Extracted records
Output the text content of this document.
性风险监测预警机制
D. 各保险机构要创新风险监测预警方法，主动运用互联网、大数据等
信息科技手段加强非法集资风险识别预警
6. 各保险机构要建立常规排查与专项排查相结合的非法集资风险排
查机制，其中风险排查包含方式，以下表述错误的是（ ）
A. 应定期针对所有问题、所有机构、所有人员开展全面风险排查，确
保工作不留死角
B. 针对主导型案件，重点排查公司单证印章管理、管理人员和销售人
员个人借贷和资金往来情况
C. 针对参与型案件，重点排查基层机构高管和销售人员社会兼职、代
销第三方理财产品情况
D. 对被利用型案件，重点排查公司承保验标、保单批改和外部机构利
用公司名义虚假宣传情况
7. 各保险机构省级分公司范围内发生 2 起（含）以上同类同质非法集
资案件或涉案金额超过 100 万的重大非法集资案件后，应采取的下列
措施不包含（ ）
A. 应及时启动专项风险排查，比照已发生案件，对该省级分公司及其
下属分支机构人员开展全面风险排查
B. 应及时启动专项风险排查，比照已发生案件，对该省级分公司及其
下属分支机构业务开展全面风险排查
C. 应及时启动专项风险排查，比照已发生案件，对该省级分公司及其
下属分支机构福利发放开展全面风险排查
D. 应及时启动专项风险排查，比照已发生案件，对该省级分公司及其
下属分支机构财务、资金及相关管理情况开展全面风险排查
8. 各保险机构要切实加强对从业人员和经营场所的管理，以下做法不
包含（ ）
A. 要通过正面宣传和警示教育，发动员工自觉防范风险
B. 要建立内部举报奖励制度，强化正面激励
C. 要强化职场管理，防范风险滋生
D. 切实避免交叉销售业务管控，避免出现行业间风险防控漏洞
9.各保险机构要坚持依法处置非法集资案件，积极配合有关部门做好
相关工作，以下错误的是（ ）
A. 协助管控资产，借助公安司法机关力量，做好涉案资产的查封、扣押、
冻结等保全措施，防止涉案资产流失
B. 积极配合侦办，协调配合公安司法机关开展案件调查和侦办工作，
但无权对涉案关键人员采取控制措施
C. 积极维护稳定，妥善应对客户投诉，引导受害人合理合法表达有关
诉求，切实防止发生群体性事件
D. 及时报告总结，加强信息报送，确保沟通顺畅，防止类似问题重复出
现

REQUEST | Your task is to repeat the data exactly, with nothing left out.

COMPLETED TASK |
Output the text content of this document.
性风险监测预警机制
D. 各保险机构要创新风险监测预警方法，主动运用互联网、大数据等
信息科技手段加强非法集资风险识别预警
6. 各保险机构要建立常规排查与专项排查相结合的非法集资风险排
查机制，其中风险排查包含方式，以下表述错误的是（ ）
A. 应定期针对所有问题、所有机构、所有人员开展全面风险排查，确
保工作不留死角
B. 针对主导型案件，重点排查公司单证印章管理、管理人员和销售人
员个人借贷和资金往来情况
C. 针对参与型案件，重点排查基层机构高管和销售人员社会兼职、代
销第三方理财产品情况
D. 对被利用型案件，重点排查公司承保验标、保单批改和外部机构利
用公司名义虚假宣传情况
7. 各保险机构省级分公司范围内发生 2 起（含）以上同类同质非法集
资案件或涉案金额超过 100 万的重大非法集资案件后，应采取的下列
措施不包含（ ）
A. 应及时启动专项风险排查，比照已发生案件，对该省级分公司及其
下属分支机构人员开展全面风险排查
B. 应及时启动专项风险排查，比照已发生案件，对该省级分公司及其
下属分支机构业务开展全面风险排查
C. 应及时启动专项风险排查，比照已发生案件，对该省级分公司及其
下属分支机构福利发放开展全面风险排查
D. 应及时启动专项风险排查，比照已发生案件，对该省级分公司及其
下属分支机构财务、资金及相关管理情况开展全面风险排查
8. 各保险机构要切实加强对从业人员和经营场所的管理，以下做法不
包含（ ）
A. 要通过正面宣传和警示教育，发动员工自觉防范风险
B. 要建立内部举报奖励制度，强化正面激励
C. 要强化职场管理，防范风险滋生
D. 切实避免交叉销售业务管控，避免出现行业间风险防控漏洞
9.各保险机构要坚持依法处置非法集资案件，积极配合有关部门做好
相关工作，以下错误的是（ ）
A. 协助管控资产，借助公安司法机关力量，做好涉案资产的查封、扣押、
冻结等保全措施，防止涉案资产流失
B. 积极配合侦办，协调配合公安司法机关开展案件调查和侦办工作，
但无权对涉案关键人员采取控制措施
C. 积极维护稳定，妥善应对客户投诉，引导受害人合理合法表达有关
诉求，切实防止发生群体性事件
D. 及时报告总结，加强信息报送，确保沟通顺畅，防止类似问题重复出
现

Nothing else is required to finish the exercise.